## Exercise
Output all of the records exactly as written.

## Extracted data
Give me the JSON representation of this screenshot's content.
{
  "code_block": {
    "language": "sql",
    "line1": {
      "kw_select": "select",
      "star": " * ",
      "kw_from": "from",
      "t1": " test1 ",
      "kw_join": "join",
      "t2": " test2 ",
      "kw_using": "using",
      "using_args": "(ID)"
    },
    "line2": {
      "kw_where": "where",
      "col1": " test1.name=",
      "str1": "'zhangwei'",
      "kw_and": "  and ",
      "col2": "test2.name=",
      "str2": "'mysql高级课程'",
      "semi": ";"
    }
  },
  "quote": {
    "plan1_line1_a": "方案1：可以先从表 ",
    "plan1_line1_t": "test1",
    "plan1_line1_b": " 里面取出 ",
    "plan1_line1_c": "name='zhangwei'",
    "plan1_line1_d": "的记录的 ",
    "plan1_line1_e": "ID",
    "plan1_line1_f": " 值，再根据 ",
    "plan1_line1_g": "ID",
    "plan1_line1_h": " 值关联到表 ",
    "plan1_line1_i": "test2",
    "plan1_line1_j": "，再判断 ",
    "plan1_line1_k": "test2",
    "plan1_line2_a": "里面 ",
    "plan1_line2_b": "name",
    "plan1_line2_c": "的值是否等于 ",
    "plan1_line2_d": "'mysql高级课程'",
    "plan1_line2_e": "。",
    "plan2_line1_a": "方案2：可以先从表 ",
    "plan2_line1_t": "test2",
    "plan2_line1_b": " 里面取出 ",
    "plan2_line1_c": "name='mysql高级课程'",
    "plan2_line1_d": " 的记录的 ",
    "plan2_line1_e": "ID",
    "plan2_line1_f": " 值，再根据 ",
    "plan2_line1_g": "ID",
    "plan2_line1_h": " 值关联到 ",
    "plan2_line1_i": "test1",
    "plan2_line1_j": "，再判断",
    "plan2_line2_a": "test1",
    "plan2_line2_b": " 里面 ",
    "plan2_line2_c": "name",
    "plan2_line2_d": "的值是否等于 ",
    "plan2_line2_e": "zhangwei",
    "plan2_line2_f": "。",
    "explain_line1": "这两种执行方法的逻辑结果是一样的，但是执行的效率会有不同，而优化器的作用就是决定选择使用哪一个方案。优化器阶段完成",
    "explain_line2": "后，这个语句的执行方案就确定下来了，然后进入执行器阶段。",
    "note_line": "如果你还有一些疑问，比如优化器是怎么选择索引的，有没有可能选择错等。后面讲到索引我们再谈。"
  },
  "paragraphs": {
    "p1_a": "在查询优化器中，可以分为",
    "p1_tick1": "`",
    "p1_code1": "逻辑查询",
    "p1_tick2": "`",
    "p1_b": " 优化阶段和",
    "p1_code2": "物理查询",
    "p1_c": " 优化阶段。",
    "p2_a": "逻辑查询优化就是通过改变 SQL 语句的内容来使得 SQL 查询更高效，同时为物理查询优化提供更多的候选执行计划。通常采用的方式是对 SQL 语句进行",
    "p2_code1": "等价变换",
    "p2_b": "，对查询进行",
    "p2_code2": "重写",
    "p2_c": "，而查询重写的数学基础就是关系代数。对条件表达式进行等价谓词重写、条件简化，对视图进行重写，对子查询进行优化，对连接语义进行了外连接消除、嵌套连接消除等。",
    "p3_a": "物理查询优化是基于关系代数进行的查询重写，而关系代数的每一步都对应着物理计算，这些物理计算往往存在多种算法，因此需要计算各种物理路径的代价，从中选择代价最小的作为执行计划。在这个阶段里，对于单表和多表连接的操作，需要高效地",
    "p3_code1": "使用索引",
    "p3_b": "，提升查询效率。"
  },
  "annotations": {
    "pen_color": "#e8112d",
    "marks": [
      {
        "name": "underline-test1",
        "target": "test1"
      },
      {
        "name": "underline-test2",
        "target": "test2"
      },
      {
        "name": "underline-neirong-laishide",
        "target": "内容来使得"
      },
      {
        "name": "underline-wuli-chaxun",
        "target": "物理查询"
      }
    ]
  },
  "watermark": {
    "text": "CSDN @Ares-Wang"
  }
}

## Expected answer
Give me the JSON representation of this screenshot's content.
{
  "code_block": {
    "language": "sql",
    "line1": {
      "kw_select": "select",
      "star": " * ",
      "kw_from": "from",
      "t1": " test1 ",
      "kw_join": "join",
      "t2": " test2 ",
      "kw_using": "using",
      "using_args": "(ID)"
    },
    "line2": {
      "kw_where": "where",
      "col1": " test1.name=",
      "str1": "'zhangwei'",
      "kw_and": "  and ",
      "col2": "test2.name=",
      "str2": "'mysql高级课程'",
      "semi": ";"
    }
  },
  "quote": {
    "plan1_line1_a": "方案1：可以先从表 ",
    "plan1_line1_t": "test1",
    "plan1_line1_b": " 里面取出 ",
    "plan1_line1_c": "name='zhangwei'",
    "plan1_line1_d": "的记录的 ",
    "plan1_line1_e": "ID",
    "plan1_line1_f": " 值，再根据 ",
    "plan1_line1_g": "ID",
    "plan1_line1_h": " 值关联到表 ",
    "plan1_line1_i": "test2",
    "plan1_line1_j": "，再判断 ",
    "plan1_line1_k": "test2",
    "plan1_line2_a": "里面 ",
    "plan1_line2_b": "name",
    "plan1_line2_c": "的值是否等于 ",
    "plan1_line2_d": "'mysql高级课程'",
    "plan1_line2_e": "。",
    "plan2_line1_a": "方案2：可以先从表 ",
    "plan2_line1_t": "test2",
    "plan2_line1_b": " 里面取出 ",
    "plan2_line1_c": "name='mysql高级课程'",
    "plan2_line1_d": " 的记录的 ",
    "plan2_line1_e": "ID",
    "plan2_line1_f": " 值，再根据 ",
    "plan2_line1_g": "ID",
    "plan2_line1_h": " 值关联到 ",
    "plan2_line1_i": "test1",
    "plan2_line1_j": "，再判断",
    "plan2_line2_a": "test1",
    "plan2_line2_b": " 里面 ",
    "plan2_line2_c": "name",
    "plan2_line2_d": "的值是否等于 ",
    "plan2_line2_e": "zhangwei",
    "plan2_line2_f": "。",
    "explain_line1": "这两种执行方法的逻辑结果是一样的，但是执行的效率会有不同，而优化器的作用就是决定选择使用哪一个方案。优化器阶段完成",
    "explain_line2": "后，这个语句的执行方案就确定下来了，然后进入执行器阶段。",
    "note_line": "如果你还有一些疑问，比如优化器是怎么选择索引的，有没有可能选择错等。后面讲到索引我们再谈。"
  },
  "paragraphs": {
    "p1_a": "在查询优化器中，可以分为",
    "p1_tick1": "`",
    "p1_code1": "逻辑查询",
    "p1_tick2": "`",
    "p1_b": " 优化阶段和",
    "p1_code2": "物理查询",
    "p1_c": " 优化阶段。",
    "p2_a": "逻辑查询优化就是通过改变 SQL 语句的内容来使得 SQL 查询更高效，同时为物理查询优化提供更多的候选执行计划。通常采用的方式是对 SQL 语句进行",
    "p2_code1": "等价变换",
    "p2_b": "，对查询进行",
    "p2_code2": "重写",
    "p2_c": "，而查询重写的数学基础就是关系代数。对条件表达式进行等价谓词重写、条件简化，对视图进行重写，对子查询进行优化，对连接语义进行了外连接消除、嵌套连接消除等。",
    "p3_a": "物理查询优化是基于关系代数进行的查询重写，而关系代数的每一步都对应着物理计算，这些物理计算往往存在多种算法，因此需要计算各种物理路径的代价，从中选择代价最小的作为执行计划。在这个阶段里，对于单表和多表连接的操作，需要高效地",
    "p3_code1": "使用索引",
    "p3_b": "，提升查询效率。"
  },
  "annotations": {
    "pen_color": "#e8112d",
    "marks": [
      {
        "name": "underline-test1",
        "target": "test1"
      },
      {
        "name": "underline-test2",
        "target": "test2"
      },
      {
        "name": "underline-neirong-laishide",
        "target": "内容来使得"
      },
      {
        "name": "underline-wuli-chaxun",
        "target": "物理查询"
      }
    ]
  },
  "watermark": {
    "text": "CSDN @Ares-Wang"
  }
}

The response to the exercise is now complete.